Source material —
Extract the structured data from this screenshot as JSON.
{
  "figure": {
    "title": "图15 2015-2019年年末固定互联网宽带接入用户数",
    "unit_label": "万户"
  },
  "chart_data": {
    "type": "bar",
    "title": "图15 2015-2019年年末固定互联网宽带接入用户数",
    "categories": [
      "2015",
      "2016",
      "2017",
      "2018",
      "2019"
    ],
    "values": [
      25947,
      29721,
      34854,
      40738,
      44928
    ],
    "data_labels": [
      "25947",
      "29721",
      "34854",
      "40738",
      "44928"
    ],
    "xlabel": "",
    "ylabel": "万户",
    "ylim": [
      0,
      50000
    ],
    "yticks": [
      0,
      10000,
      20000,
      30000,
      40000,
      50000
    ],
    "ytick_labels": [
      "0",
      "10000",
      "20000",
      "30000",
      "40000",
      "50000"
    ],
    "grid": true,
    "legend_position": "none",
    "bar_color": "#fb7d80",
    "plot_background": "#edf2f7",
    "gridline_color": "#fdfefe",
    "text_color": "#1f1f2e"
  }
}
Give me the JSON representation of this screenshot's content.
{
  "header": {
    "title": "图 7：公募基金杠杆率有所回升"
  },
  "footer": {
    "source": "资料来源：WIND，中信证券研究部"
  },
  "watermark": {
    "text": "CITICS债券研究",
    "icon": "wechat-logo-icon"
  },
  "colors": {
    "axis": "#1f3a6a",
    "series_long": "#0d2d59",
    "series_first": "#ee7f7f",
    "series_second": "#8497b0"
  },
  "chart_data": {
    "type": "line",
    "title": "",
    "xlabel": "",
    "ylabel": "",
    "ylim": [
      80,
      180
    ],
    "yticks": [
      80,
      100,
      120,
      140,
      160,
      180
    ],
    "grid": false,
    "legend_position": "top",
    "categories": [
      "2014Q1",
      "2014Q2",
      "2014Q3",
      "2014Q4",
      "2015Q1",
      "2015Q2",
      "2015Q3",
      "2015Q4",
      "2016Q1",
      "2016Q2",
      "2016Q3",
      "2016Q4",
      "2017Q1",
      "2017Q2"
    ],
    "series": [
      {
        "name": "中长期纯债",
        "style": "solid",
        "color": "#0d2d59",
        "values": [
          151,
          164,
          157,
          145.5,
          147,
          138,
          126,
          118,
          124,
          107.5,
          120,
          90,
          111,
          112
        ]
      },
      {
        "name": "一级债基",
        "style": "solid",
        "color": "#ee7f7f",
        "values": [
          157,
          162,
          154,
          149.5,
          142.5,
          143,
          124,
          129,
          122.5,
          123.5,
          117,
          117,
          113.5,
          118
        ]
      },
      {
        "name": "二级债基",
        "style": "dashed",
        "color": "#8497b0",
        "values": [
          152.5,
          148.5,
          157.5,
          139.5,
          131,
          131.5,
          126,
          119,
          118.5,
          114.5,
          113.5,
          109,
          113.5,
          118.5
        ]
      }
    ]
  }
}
* * *
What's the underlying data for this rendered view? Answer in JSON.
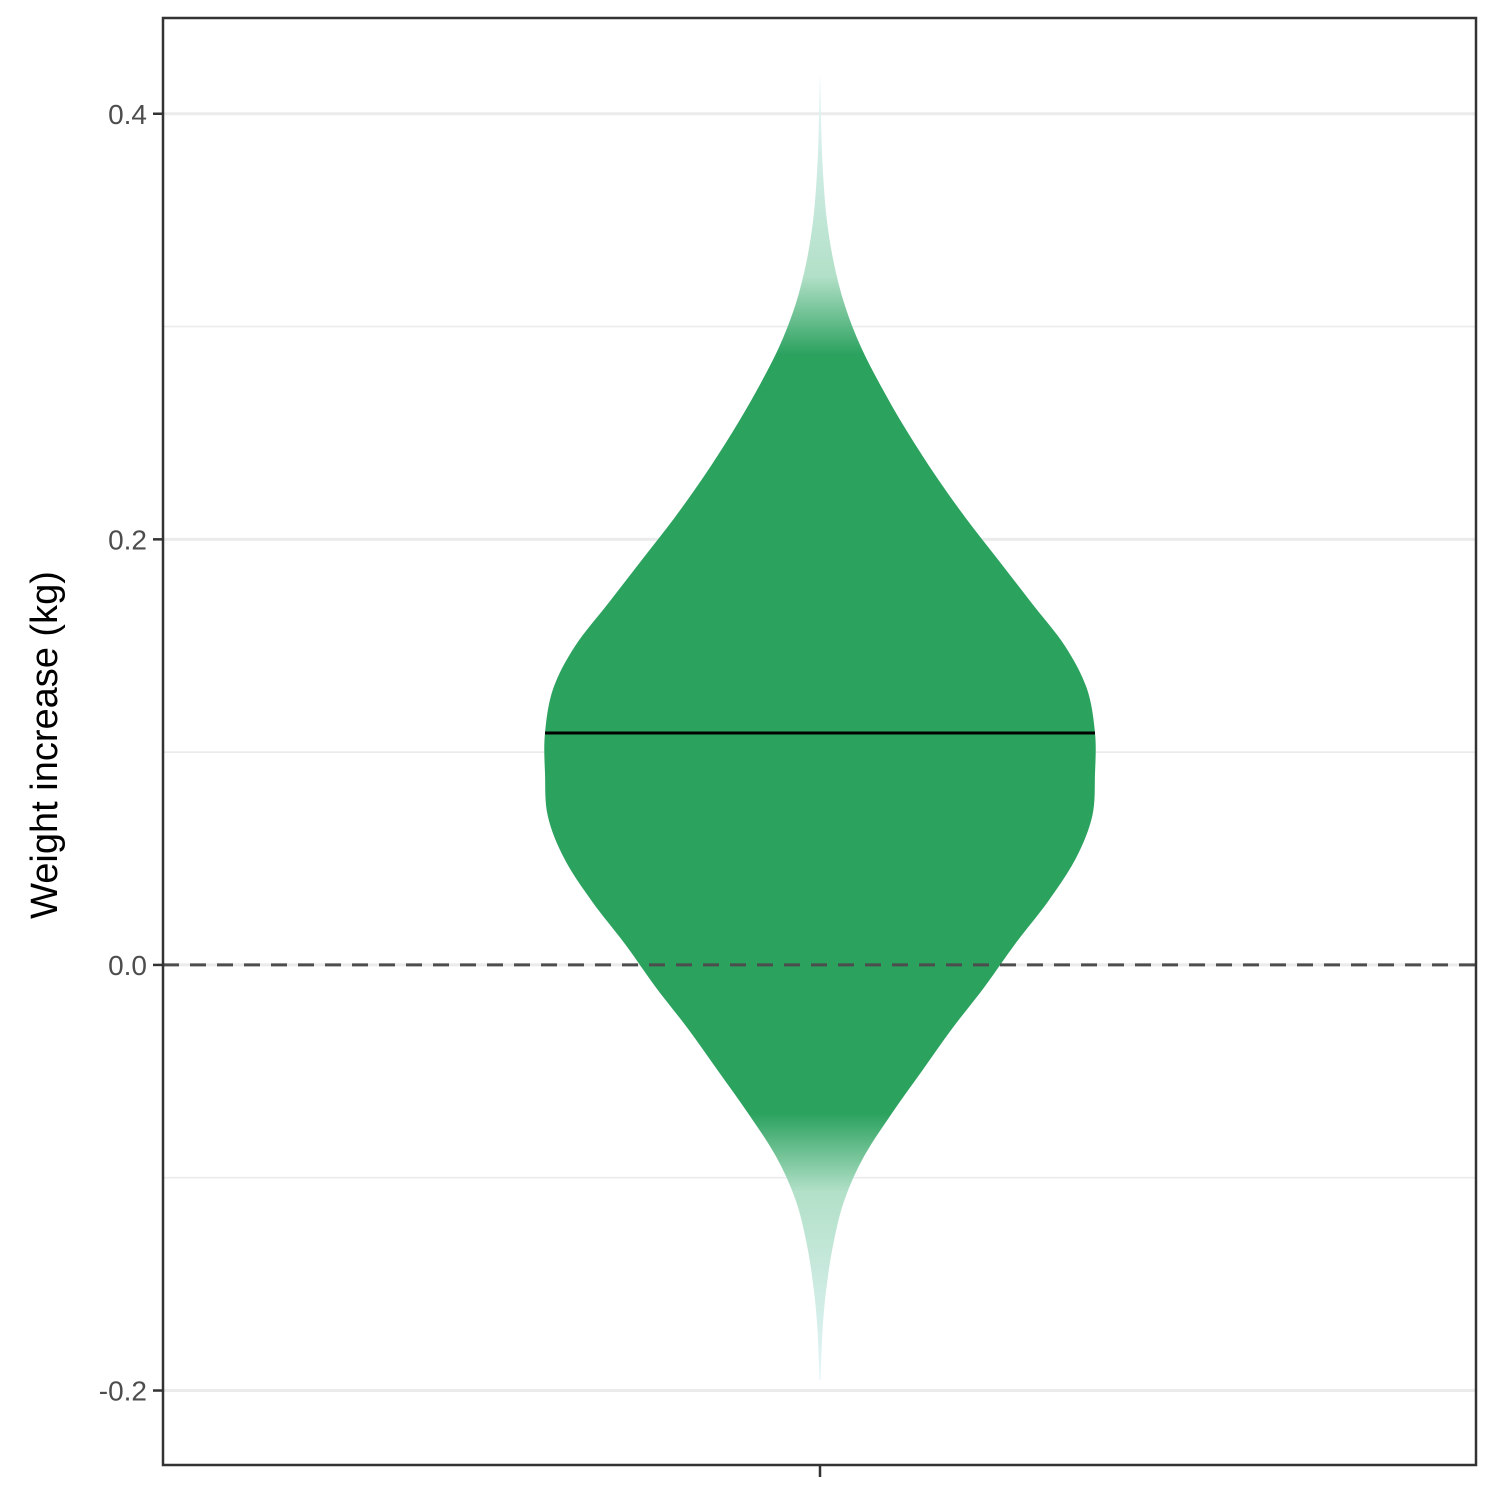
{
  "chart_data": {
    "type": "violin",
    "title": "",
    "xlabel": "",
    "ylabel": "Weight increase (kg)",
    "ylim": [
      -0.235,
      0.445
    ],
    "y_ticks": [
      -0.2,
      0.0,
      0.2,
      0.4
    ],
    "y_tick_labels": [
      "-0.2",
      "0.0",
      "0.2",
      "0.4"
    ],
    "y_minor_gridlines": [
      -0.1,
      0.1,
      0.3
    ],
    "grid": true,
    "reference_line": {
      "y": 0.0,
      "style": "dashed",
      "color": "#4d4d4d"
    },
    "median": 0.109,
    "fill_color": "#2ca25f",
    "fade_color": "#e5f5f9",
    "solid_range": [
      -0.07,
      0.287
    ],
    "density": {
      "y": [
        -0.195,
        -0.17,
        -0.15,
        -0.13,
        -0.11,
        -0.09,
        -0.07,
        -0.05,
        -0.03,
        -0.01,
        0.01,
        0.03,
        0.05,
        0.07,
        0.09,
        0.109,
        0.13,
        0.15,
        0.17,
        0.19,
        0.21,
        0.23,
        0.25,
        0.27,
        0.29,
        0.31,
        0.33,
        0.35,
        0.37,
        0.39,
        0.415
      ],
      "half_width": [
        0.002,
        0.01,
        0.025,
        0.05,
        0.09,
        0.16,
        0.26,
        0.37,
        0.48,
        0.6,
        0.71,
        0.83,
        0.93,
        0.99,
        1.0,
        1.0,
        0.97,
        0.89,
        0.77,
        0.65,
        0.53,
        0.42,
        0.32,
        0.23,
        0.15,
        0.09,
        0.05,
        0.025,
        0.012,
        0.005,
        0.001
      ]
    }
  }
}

Written instruction — Go through the records above and copy every line with the word "this".

Exercise answer —
Extract the structured data from this screenshot as JSON.
Give me the JSON representation of this screenshot's content.
What's the underlying data for this rendered view? Answer in JSON.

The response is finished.